═════ Material supplied ═════

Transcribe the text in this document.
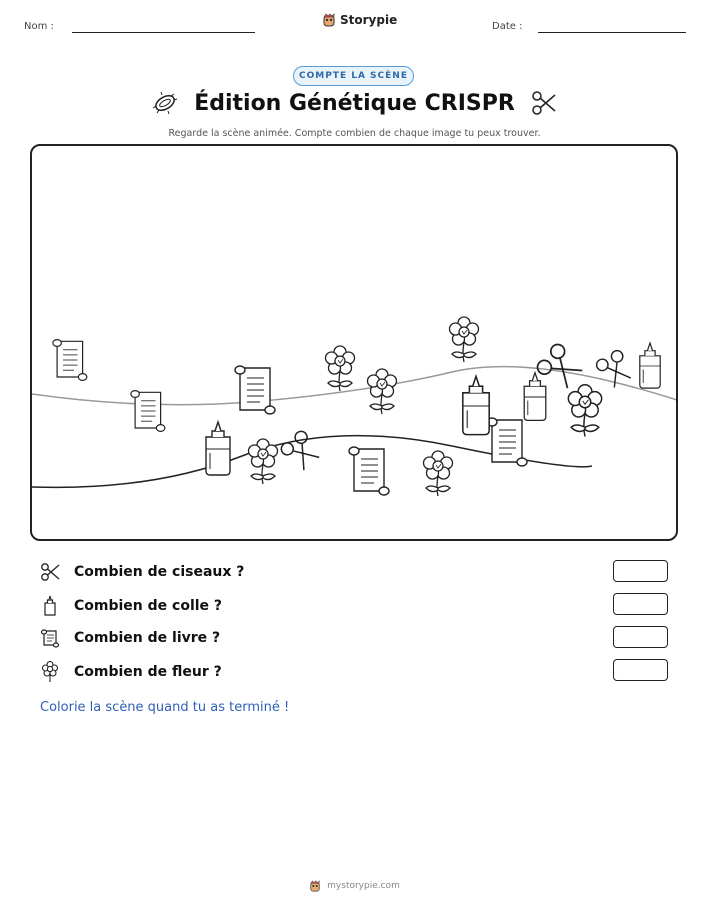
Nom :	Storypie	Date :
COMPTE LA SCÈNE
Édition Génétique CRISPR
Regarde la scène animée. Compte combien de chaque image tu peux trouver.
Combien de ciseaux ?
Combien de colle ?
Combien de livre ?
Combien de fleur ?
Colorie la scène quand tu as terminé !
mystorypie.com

═════
═════ Material supplied ═════

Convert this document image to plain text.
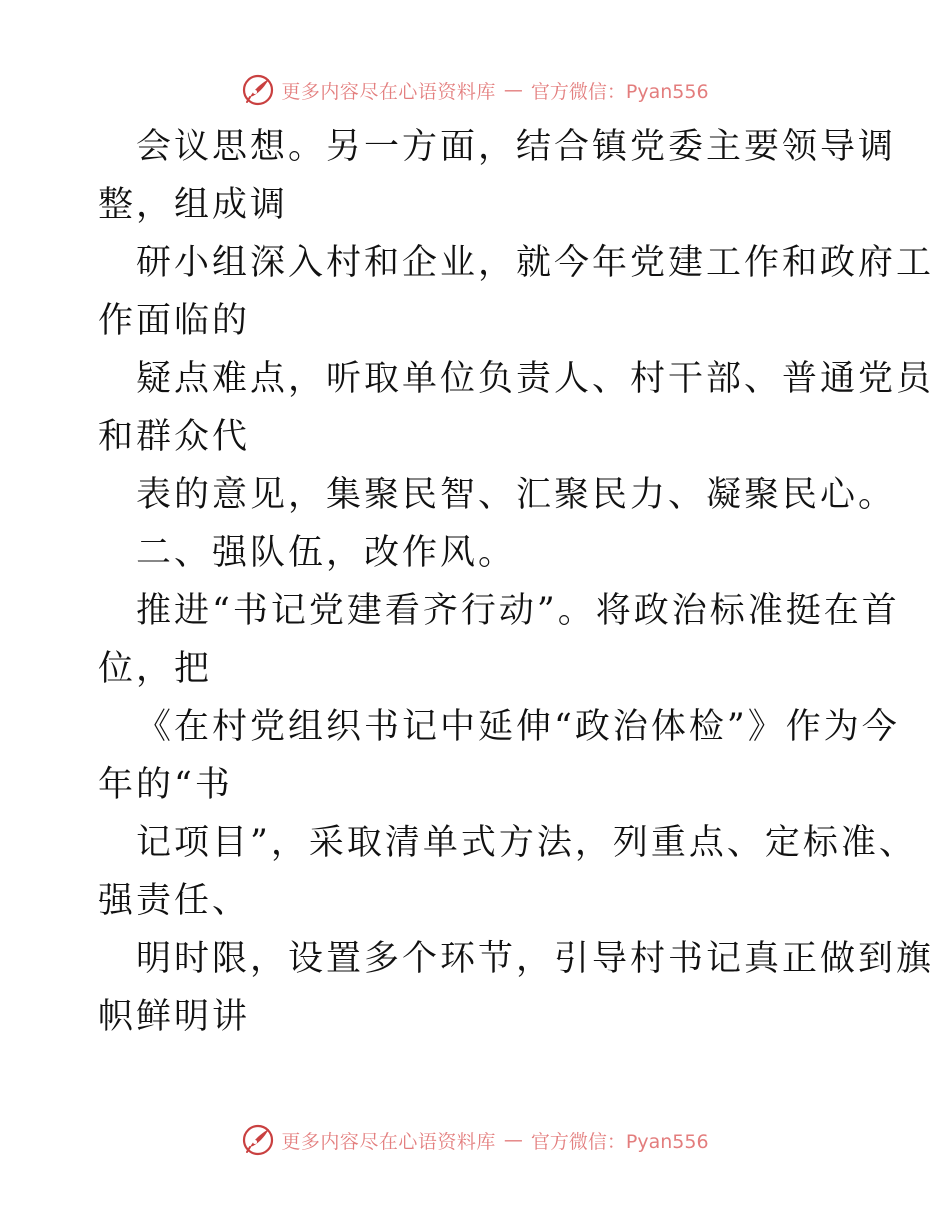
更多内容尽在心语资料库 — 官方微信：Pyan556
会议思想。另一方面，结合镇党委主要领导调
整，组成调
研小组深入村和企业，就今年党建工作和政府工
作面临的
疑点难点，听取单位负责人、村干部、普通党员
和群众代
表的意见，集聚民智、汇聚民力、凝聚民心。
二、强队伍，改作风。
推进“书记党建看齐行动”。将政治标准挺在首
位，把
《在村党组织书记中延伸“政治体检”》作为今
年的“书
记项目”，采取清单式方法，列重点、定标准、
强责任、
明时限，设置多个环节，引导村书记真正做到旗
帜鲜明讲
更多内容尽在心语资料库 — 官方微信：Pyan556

═════

Find each line with the string "image" and copy it out.

Regarde la scène animée. Compte combien de chaque image tu peux trouver.
Convert this document image to plain text.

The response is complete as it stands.